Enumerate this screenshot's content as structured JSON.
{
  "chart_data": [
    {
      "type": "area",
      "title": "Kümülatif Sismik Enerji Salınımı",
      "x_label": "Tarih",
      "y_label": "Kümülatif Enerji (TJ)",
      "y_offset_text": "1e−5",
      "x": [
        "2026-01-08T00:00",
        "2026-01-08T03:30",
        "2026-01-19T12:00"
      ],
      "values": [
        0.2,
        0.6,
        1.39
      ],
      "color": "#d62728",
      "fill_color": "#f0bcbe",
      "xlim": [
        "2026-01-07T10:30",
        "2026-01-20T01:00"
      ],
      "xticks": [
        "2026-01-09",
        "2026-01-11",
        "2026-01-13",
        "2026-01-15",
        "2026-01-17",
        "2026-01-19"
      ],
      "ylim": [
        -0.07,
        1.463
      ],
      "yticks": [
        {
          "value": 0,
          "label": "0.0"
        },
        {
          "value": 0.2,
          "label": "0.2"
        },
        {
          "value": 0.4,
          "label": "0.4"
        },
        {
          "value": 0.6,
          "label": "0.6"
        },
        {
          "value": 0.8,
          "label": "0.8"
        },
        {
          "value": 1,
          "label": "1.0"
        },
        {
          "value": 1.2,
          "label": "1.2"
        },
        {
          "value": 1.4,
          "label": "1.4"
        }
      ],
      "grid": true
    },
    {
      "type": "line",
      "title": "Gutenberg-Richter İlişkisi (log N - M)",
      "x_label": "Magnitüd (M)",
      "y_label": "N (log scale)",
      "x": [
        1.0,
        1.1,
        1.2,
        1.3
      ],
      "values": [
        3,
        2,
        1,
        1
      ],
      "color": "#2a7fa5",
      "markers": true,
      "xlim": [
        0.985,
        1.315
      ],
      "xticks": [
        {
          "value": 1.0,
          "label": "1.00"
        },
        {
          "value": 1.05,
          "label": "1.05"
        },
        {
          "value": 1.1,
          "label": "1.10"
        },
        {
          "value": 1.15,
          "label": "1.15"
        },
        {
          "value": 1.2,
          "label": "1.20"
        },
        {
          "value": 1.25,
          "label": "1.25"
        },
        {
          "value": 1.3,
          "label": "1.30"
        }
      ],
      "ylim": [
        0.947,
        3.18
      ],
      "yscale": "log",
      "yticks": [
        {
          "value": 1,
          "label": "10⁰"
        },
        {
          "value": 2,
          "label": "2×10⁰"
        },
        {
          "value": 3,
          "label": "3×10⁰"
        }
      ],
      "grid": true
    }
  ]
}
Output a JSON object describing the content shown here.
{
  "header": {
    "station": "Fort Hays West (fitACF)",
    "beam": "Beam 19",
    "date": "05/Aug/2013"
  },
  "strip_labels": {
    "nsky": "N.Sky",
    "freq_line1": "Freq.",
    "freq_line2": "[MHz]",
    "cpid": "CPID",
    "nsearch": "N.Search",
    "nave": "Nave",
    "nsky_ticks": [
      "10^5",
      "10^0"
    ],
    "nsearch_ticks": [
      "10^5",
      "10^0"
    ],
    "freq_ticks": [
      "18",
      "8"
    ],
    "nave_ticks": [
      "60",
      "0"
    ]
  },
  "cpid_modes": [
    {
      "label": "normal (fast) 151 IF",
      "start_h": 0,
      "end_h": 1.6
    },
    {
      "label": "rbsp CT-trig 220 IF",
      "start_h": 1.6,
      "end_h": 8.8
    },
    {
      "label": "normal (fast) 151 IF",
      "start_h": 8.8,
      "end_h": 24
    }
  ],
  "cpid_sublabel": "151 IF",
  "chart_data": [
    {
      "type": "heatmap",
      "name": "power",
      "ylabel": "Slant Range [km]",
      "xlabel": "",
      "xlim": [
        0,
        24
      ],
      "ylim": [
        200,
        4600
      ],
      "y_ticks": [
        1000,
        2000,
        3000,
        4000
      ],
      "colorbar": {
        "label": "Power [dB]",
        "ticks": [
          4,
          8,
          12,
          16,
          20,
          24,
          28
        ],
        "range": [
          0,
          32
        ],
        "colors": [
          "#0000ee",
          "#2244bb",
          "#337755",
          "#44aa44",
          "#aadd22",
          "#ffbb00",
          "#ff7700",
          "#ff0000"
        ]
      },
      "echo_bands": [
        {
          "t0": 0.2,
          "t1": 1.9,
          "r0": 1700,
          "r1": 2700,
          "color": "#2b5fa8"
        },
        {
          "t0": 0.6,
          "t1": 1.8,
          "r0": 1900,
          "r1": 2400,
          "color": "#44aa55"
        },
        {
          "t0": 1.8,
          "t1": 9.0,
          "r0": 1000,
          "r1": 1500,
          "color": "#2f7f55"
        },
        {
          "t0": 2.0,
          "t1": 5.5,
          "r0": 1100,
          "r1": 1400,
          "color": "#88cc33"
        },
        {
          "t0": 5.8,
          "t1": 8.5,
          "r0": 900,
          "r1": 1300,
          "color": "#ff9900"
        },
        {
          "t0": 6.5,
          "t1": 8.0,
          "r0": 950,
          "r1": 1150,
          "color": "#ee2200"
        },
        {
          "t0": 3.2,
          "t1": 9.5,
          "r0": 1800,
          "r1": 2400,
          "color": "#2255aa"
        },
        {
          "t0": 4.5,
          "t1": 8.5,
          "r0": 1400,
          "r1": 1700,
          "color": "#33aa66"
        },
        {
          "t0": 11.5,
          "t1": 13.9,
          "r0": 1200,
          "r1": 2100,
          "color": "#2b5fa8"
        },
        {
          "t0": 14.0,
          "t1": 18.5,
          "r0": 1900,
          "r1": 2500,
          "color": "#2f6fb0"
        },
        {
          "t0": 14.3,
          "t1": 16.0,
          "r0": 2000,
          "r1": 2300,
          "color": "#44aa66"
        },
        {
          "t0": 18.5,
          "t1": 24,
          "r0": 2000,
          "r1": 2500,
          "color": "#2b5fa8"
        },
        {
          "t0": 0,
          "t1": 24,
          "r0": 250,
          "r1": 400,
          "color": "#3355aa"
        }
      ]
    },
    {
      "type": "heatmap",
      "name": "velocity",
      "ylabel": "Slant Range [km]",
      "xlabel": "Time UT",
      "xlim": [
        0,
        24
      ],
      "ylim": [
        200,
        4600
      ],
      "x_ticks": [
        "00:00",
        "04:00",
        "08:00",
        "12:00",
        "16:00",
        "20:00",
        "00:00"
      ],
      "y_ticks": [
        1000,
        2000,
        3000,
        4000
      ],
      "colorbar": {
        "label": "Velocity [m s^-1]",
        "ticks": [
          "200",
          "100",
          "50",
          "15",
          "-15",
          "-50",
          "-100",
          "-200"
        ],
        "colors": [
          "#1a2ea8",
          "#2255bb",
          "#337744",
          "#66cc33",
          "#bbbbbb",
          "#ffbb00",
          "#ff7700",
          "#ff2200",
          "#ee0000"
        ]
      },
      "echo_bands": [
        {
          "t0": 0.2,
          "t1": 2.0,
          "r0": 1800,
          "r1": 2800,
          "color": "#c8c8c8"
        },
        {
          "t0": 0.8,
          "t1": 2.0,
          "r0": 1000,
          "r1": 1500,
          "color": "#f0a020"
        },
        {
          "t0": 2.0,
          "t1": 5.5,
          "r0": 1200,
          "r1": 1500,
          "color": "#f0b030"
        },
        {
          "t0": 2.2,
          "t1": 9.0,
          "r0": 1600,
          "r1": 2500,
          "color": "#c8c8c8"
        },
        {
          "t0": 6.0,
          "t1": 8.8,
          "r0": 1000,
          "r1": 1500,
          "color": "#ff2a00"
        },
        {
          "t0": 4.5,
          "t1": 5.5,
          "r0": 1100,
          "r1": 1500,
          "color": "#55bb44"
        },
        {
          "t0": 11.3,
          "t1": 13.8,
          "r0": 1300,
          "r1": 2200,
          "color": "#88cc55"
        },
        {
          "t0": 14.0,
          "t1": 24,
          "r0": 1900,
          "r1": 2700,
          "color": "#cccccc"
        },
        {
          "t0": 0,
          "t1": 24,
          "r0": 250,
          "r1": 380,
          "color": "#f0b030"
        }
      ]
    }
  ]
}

..............................

SET EXERCISE: Return each line among the entries that holds the word "Enerji".

SOLUTION BELOW:
      "title": "Kümülatif Sismik Enerji Salınımı",
      "y_label": "Kümülatif Enerji (TJ)",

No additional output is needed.